[start]
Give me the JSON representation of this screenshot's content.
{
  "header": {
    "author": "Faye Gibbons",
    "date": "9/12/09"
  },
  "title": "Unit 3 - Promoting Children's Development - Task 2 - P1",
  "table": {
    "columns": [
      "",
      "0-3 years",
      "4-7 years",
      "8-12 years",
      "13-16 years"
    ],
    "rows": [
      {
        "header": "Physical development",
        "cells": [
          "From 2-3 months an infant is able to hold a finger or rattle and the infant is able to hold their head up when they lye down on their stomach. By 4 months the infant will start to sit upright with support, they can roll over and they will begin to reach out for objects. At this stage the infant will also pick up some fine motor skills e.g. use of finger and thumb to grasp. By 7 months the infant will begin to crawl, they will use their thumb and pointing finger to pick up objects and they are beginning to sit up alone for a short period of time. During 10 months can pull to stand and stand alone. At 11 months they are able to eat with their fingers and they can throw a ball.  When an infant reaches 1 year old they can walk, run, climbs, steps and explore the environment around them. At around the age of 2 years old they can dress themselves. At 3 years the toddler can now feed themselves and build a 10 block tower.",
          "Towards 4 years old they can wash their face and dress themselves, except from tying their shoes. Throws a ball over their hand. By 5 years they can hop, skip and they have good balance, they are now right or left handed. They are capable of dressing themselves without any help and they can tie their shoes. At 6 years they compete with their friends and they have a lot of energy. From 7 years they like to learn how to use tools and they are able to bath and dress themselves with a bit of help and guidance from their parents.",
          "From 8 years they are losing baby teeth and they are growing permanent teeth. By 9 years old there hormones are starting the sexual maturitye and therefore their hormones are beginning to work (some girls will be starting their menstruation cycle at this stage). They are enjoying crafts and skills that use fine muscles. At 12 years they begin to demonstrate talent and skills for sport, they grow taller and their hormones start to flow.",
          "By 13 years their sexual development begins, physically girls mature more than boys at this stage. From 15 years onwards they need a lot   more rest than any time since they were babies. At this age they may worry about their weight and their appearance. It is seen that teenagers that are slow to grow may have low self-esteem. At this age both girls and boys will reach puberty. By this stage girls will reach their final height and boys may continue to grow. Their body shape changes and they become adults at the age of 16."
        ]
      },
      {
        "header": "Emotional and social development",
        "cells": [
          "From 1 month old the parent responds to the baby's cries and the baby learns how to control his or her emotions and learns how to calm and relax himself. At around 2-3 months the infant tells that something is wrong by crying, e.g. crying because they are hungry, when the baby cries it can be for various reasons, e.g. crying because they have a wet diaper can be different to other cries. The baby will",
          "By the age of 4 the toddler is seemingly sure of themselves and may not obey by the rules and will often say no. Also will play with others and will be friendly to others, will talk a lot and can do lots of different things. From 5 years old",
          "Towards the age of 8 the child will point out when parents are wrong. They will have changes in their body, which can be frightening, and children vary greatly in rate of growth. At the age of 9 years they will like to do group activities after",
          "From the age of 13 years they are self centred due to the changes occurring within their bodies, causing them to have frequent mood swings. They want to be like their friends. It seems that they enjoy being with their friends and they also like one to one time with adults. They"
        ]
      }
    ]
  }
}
[end]
PROBLEM TO SOLVE:
Retype the material in full. Each word must match.

SOLUTION TO THIS TASK:
Give me the JSON representation of this screenshot's content.
{
  "header": {
    "author": "Faye Gibbons",
    "date": "9/12/09"
  },
  "title": "Unit 3 - Promoting Children's Development - Task 2 - P1",
  "table": {
    "columns": [
      "",
      "0-3 years",
      "4-7 years",
      "8-12 years",
      "13-16 years"
    ],
    "rows": [
      {
        "header": "Physical development",
        "cells": [
          "From 2-3 months an infant is able to hold a finger or rattle and the infant is able to hold their head up when they lye down on their stomach. By 4 months the infant will start to sit upright with support, they can roll over and they will begin to reach out for objects. At this stage the infant will also pick up some fine motor skills e.g. use of finger and thumb to grasp. By 7 months the infant will begin to crawl, they will use their thumb and pointing finger to pick up objects and they are beginning to sit up alone for a short period of time. During 10 months can pull to stand and stand alone. At 11 months they are able to eat with their fingers and they can throw a ball.  When an infant reaches 1 year old they can walk, run, climbs, steps and explore the environment around them. At around the age of 2 years old they can dress themselves. At 3 years the toddler can now feed themselves and build a 10 block tower.",
          "Towards 4 years old they can wash their face and dress themselves, except from tying their shoes. Throws a ball over their hand. By 5 years they can hop, skip and they have good balance, they are now right or left handed. They are capable of dressing themselves without any help and they can tie their shoes. At 6 years they compete with their friends and they have a lot of energy. From 7 years they like to learn how to use tools and they are able to bath and dress themselves with a bit of help and guidance from their parents.",
          "From 8 years they are losing baby teeth and they are growing permanent teeth. By 9 years old there hormones are starting the sexual maturitye and therefore their hormones are beginning to work (some girls will be starting their menstruation cycle at this stage). They are enjoying crafts and skills that use fine muscles. At 12 years they begin to demonstrate talent and skills for sport, they grow taller and their hormones start to flow.",
          "By 13 years their sexual development begins, physically girls mature more than boys at this stage. From 15 years onwards they need a lot   more rest than any time since they were babies. At this age they may worry about their weight and their appearance. It is seen that teenagers that are slow to grow may have low self-esteem. At this age both girls and boys will reach puberty. By this stage girls will reach their final height and boys may continue to grow. Their body shape changes and they become adults at the age of 16."
        ]
      },
      {
        "header": "Emotional and social development",
        "cells": [
          "From 1 month old the parent responds to the baby's cries and the baby learns how to control his or her emotions and learns how to calm and relax himself. At around 2-3 months the infant tells that something is wrong by crying, e.g. crying because they are hungry, when the baby cries it can be for various reasons, e.g. crying because they have a wet diaper can be different to other cries. The baby will",
          "By the age of 4 the toddler is seemingly sure of themselves and may not obey by the rules and will often say no. Also will play with others and will be friendly to others, will talk a lot and can do lots of different things. From 5 years old",
          "Towards the age of 8 the child will point out when parents are wrong. They will have changes in their body, which can be frightening, and children vary greatly in rate of growth. At the age of 9 years they will like to do group activities after",
          "From the age of 13 years they are self centred due to the changes occurring within their bodies, causing them to have frequent mood swings. They want to be like their friends. It seems that they enjoy being with their friends and they also like one to one time with adults. They"
        ]
      }
    ]
  }
}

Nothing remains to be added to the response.